[TASK]:
Quote the listing below in full and exactly as written, but omit every picture.

[ROWS]:
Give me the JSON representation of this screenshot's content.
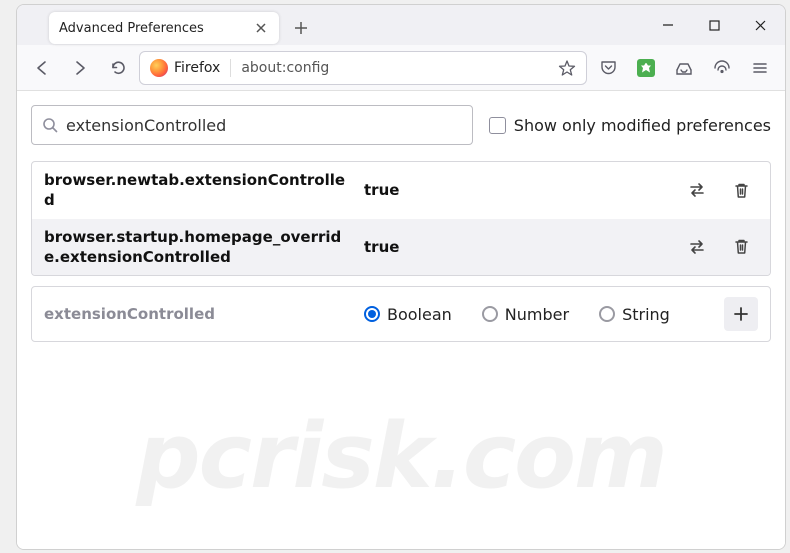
{
  "window": {
    "tab_title": "Advanced Preferences"
  },
  "url": {
    "prefix": "Firefox",
    "value": "about:config"
  },
  "search": {
    "value": "extensionControlled"
  },
  "filter": {
    "label": "Show only modified preferences"
  },
  "prefs": [
    {
      "name": "browser.newtab.extensionControlled",
      "value": "true"
    },
    {
      "name": "browser.startup.homepage_override.extensionControlled",
      "value": "true"
    }
  ],
  "new_pref": {
    "name": "extensionControlled",
    "types": [
      "Boolean",
      "Number",
      "String"
    ],
    "selected": "Boolean"
  },
  "watermark": "pcrisk.com"
}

[ANSWER]:
Give me the JSON representation of this screenshot's content.
{
  "window": {
    "tab_title": "Advanced Preferences"
  },
  "url": {
    "prefix": "Firefox",
    "value": "about:config"
  },
  "search": {
    "value": "extensionControlled"
  },
  "filter": {
    "label": "Show only modified preferences"
  },
  "prefs": [
    {
      "name": "browser.newtab.extensionControlled",
      "value": "true"
    },
    {
      "name": "browser.startup.homepage_override.extensionControlled",
      "value": "true"
    }
  ],
  "new_pref": {
    "name": "extensionControlled",
    "types": [
      "Boolean",
      "Number",
      "String"
    ],
    "selected": "Boolean"
  },
  "watermark": "pcrisk.com"
}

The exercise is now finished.